RECORD EXTRACTS ->
☆ ☆ ☆ ☆ ☆
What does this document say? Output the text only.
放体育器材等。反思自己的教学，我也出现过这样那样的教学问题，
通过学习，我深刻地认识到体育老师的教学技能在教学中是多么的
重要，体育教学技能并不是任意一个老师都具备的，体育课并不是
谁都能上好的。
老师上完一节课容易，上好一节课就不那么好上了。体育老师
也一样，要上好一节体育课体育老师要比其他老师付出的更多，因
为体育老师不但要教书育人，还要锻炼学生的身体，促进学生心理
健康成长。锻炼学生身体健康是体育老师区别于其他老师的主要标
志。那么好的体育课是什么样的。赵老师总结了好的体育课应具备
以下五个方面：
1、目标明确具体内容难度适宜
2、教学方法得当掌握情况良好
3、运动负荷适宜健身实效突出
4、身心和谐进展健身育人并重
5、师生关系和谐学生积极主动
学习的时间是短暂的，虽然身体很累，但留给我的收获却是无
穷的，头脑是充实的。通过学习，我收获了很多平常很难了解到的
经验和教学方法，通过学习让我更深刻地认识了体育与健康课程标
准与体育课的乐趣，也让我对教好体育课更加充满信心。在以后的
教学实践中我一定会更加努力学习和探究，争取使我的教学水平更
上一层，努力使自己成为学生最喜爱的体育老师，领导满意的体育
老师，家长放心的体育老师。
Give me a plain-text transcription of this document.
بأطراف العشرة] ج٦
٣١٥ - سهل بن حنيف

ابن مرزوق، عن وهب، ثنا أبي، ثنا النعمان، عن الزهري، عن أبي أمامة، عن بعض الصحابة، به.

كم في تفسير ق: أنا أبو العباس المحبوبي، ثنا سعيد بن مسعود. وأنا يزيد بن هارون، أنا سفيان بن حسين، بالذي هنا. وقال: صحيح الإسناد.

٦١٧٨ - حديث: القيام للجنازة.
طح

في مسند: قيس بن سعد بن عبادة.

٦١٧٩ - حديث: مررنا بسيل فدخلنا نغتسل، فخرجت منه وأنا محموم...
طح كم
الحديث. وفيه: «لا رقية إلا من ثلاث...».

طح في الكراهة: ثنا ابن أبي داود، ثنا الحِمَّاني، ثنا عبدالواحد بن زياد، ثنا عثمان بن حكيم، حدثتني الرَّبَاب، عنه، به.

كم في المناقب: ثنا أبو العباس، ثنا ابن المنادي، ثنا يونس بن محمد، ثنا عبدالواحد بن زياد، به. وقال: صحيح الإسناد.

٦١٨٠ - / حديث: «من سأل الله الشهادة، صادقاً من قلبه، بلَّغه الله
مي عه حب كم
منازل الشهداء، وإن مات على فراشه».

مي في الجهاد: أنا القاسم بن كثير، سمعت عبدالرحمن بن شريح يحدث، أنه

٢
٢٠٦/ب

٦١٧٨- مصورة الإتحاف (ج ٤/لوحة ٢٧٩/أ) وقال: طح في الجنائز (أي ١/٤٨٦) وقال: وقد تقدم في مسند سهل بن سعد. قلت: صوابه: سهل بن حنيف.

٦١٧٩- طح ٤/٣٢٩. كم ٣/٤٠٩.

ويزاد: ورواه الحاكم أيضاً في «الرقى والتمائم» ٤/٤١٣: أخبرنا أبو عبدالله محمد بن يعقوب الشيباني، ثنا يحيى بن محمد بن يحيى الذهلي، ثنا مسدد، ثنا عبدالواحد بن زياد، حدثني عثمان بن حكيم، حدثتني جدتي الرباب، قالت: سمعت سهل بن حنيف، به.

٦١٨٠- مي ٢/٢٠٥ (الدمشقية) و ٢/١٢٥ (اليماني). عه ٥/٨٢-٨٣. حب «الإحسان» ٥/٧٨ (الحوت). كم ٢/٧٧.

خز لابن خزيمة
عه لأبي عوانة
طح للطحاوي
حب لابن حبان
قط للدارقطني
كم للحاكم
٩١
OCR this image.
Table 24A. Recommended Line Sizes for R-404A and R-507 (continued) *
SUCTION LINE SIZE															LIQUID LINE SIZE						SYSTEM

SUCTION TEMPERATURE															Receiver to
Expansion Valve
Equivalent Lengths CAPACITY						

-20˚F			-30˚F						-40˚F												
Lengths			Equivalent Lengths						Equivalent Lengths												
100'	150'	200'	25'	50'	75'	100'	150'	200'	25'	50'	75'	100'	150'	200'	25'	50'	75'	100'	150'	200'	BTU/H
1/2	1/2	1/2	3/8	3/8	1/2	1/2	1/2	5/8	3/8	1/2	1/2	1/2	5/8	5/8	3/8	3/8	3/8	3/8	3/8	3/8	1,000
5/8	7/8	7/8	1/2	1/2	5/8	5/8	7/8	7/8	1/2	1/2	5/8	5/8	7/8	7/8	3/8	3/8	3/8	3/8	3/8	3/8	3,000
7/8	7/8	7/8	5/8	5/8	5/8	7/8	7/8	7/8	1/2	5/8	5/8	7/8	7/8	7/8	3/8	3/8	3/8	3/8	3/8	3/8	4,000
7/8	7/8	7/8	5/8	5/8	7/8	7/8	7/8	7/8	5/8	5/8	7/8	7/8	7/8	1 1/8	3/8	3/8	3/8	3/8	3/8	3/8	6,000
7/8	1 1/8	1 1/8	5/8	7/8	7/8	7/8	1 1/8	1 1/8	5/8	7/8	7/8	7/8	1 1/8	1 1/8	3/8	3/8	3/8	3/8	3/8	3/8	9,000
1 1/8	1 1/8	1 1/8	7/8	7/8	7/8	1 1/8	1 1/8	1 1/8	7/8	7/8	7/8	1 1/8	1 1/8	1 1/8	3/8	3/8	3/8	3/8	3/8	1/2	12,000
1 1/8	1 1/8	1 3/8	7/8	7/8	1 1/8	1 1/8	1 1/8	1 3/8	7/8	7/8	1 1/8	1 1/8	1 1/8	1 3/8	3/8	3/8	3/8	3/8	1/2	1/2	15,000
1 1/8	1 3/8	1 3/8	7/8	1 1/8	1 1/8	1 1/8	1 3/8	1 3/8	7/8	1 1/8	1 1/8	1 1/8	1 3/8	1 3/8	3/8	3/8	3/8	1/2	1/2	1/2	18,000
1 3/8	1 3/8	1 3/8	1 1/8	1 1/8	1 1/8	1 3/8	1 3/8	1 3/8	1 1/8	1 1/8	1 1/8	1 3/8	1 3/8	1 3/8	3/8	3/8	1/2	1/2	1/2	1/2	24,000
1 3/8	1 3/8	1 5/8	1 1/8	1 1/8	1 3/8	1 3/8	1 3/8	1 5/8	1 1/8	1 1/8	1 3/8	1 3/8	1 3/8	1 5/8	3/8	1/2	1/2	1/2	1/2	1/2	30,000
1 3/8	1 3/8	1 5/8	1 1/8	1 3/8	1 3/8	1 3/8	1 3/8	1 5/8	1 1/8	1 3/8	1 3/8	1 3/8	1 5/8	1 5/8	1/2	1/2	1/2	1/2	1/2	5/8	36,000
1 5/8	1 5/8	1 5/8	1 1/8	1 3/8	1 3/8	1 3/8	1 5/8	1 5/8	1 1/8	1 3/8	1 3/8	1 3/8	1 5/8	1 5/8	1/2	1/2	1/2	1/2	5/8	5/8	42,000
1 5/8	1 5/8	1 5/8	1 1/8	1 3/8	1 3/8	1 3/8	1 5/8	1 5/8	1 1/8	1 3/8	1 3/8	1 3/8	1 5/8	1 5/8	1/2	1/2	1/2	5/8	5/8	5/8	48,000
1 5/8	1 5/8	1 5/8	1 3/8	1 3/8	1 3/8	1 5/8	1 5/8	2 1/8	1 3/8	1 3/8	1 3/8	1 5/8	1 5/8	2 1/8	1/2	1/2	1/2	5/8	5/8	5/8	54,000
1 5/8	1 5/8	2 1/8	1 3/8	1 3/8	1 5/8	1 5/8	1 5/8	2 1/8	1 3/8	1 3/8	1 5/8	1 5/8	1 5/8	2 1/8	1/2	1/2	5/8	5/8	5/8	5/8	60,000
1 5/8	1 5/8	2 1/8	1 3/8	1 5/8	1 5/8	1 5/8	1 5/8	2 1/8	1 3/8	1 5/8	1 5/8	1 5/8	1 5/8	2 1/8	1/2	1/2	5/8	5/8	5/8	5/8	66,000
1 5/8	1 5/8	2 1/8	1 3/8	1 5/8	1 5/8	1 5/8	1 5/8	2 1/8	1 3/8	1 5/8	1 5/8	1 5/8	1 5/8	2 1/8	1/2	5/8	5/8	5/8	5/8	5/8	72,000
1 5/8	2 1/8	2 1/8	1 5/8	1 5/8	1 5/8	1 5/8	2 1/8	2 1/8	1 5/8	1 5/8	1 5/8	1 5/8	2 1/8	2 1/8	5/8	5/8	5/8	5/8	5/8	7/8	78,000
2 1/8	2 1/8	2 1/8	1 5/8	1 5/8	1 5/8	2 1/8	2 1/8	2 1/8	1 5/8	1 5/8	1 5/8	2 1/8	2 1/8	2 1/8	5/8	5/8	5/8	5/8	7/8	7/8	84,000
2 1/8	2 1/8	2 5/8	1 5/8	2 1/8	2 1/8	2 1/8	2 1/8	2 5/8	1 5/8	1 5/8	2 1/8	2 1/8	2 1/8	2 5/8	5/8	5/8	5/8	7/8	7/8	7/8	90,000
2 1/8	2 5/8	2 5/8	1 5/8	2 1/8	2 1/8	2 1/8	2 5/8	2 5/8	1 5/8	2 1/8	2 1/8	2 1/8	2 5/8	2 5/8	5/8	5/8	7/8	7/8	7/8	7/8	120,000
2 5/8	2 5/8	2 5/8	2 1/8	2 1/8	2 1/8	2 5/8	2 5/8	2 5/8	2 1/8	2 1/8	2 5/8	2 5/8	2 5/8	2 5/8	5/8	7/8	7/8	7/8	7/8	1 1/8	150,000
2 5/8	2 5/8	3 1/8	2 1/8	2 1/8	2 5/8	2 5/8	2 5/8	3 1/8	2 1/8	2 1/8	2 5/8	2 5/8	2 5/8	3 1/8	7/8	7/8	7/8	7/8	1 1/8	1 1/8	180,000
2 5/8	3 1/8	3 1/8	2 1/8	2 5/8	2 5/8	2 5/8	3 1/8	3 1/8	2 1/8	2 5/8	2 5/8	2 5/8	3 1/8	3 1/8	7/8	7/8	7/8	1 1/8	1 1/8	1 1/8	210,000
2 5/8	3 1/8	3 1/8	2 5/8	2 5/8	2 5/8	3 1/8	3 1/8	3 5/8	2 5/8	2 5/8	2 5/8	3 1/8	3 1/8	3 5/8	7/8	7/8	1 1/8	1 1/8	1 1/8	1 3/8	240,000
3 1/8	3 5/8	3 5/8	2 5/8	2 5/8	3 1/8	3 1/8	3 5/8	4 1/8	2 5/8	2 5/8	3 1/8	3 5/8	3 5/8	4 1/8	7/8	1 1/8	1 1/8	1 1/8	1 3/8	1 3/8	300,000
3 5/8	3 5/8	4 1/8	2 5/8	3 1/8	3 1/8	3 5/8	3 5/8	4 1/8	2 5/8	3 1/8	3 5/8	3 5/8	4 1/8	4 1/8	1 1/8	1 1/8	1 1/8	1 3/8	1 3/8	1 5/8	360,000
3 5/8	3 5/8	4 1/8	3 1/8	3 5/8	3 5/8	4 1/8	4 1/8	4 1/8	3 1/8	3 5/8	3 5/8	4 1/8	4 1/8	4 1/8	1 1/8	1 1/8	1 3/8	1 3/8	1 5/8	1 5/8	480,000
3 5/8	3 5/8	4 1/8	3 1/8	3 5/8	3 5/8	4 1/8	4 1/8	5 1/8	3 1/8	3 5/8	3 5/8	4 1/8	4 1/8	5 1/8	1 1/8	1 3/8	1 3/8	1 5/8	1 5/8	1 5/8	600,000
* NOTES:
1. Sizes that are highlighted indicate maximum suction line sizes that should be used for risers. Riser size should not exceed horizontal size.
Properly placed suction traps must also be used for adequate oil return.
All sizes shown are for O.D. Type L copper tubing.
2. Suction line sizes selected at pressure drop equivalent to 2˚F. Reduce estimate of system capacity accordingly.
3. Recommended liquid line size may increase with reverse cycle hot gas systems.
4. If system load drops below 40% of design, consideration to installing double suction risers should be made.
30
☆ ☆ ☆ ☆ ☆
THE TASK ->
How many lines of the listing include the string "الإسناد"? Answer with the number alone.

SOLUTION BELOW ->
2